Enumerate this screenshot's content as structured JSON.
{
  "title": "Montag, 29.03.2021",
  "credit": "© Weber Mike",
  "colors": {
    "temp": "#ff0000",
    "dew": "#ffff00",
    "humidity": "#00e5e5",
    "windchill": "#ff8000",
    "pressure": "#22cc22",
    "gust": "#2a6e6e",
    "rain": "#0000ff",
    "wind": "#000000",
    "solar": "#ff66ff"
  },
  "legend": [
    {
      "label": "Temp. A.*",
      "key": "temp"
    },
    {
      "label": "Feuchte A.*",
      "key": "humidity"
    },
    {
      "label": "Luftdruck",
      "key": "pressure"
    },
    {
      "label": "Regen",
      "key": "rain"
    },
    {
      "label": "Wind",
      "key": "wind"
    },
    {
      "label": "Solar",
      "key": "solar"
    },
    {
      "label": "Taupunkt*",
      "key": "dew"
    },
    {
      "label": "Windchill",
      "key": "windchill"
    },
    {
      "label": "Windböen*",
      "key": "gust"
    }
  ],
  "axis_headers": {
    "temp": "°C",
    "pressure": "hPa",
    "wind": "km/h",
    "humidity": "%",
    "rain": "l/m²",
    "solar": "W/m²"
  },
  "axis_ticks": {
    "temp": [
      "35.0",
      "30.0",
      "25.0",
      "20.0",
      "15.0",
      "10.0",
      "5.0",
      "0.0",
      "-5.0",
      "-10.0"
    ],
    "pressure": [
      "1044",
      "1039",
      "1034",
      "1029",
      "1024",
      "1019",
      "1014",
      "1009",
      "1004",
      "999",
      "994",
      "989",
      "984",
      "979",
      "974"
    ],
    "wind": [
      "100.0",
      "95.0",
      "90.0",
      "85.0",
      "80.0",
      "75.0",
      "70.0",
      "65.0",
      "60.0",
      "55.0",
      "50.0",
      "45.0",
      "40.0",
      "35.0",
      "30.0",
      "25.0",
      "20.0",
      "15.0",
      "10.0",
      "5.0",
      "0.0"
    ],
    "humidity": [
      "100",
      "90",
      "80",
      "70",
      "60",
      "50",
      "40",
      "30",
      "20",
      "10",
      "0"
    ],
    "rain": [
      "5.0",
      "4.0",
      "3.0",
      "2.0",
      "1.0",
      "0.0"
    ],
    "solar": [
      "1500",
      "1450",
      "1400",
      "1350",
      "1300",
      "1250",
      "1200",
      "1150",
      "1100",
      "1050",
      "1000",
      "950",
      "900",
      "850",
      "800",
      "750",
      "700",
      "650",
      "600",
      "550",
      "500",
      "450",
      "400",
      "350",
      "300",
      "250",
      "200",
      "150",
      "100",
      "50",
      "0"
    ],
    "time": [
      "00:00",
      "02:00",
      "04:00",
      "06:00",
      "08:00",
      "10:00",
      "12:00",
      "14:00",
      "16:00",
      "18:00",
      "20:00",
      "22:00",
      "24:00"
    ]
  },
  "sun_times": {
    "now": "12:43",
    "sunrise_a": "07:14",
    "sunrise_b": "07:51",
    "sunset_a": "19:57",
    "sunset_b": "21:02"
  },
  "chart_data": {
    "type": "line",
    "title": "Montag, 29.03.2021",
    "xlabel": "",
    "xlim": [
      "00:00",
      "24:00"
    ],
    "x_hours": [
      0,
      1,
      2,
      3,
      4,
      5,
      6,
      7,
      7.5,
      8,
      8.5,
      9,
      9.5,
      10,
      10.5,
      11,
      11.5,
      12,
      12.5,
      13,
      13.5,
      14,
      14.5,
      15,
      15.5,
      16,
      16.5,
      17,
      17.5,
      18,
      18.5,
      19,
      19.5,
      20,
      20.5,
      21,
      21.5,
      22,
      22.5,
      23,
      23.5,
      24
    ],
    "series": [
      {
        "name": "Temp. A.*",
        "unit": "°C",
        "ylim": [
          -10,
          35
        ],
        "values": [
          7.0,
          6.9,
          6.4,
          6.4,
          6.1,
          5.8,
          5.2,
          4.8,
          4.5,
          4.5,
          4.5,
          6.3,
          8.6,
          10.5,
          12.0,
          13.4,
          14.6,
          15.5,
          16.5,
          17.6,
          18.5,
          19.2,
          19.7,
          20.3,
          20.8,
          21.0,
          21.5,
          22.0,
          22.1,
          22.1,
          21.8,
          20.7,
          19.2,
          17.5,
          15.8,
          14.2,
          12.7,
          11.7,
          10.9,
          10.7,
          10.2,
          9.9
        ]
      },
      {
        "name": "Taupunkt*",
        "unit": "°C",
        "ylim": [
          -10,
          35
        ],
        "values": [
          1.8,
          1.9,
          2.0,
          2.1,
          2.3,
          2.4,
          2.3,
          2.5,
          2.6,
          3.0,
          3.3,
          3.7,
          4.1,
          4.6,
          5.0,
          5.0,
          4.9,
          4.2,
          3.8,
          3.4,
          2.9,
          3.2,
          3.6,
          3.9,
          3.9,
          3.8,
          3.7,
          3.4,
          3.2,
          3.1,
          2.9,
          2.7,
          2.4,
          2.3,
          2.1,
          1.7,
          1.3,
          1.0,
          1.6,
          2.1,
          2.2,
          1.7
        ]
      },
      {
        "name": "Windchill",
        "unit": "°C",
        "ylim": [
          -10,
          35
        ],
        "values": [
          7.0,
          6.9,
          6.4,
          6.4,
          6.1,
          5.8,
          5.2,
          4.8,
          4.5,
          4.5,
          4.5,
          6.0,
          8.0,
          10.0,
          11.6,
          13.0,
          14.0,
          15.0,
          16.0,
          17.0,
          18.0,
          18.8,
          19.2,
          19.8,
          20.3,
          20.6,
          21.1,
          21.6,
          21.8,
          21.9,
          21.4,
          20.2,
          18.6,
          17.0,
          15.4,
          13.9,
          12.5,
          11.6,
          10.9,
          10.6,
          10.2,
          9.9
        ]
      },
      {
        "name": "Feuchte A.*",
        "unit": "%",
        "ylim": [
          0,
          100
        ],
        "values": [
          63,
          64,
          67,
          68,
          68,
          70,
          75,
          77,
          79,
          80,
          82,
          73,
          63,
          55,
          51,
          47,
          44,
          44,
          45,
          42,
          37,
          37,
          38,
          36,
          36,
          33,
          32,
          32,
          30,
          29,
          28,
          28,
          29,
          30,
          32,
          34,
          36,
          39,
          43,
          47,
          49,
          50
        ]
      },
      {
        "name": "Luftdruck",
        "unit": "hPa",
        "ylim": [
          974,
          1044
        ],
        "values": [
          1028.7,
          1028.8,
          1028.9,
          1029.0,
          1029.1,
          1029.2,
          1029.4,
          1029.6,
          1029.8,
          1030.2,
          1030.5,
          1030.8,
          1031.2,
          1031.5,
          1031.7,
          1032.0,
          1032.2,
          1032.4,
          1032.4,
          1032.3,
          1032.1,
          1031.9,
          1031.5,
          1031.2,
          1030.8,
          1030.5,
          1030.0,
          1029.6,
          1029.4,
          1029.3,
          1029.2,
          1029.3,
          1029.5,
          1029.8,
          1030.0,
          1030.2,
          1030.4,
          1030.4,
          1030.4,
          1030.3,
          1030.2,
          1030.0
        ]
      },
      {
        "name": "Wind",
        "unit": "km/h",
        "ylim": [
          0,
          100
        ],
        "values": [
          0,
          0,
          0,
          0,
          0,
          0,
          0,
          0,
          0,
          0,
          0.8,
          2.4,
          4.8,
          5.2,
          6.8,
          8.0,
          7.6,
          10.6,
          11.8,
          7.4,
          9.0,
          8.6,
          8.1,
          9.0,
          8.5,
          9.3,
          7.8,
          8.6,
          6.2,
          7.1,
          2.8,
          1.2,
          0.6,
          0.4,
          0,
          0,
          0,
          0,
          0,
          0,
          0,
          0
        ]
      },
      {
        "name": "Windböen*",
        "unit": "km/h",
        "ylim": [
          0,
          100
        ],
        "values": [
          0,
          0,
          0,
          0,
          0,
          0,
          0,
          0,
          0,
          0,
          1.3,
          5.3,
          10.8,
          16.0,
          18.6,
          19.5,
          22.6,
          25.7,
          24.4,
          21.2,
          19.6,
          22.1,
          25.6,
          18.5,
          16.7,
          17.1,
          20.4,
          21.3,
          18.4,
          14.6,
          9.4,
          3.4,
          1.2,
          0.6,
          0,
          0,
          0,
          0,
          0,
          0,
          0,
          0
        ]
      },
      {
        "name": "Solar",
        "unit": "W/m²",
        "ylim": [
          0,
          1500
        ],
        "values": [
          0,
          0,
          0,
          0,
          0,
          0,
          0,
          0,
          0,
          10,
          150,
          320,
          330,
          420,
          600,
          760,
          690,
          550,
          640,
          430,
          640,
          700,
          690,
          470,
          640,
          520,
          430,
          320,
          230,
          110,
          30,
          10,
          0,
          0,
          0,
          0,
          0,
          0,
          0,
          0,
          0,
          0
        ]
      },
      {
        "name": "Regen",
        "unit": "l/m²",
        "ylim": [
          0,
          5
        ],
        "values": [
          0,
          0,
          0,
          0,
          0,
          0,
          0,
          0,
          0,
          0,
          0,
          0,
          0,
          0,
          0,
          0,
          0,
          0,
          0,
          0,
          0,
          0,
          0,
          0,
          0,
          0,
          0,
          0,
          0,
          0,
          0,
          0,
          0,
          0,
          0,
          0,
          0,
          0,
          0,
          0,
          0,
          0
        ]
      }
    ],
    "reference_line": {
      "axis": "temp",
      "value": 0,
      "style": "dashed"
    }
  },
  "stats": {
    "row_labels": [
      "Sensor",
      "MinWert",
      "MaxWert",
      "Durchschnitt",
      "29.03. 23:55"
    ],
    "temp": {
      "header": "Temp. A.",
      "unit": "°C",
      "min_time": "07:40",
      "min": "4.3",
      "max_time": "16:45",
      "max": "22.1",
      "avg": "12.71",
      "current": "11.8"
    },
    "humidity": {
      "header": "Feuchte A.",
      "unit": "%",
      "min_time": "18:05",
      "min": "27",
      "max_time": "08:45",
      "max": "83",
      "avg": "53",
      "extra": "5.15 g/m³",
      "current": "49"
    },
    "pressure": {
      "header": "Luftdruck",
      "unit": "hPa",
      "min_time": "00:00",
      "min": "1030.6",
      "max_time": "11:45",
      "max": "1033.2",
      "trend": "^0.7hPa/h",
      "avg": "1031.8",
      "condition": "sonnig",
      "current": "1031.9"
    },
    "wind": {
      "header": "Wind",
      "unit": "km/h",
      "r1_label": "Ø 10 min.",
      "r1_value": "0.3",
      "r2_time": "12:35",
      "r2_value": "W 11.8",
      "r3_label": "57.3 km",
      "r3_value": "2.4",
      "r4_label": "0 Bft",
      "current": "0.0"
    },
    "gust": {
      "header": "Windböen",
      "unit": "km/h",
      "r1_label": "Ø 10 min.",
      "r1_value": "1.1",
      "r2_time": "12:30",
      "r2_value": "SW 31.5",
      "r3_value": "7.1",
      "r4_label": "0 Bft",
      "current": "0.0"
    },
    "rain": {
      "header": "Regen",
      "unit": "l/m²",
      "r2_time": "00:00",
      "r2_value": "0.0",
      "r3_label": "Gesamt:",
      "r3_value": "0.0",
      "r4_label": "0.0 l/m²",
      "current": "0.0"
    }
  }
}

__Directive__
Which lines include "Windböen"? Copy each of them out.

__Finished answer__
      "label": "Windböen*",
        "name": "Windböen*",
      "header": "Windböen",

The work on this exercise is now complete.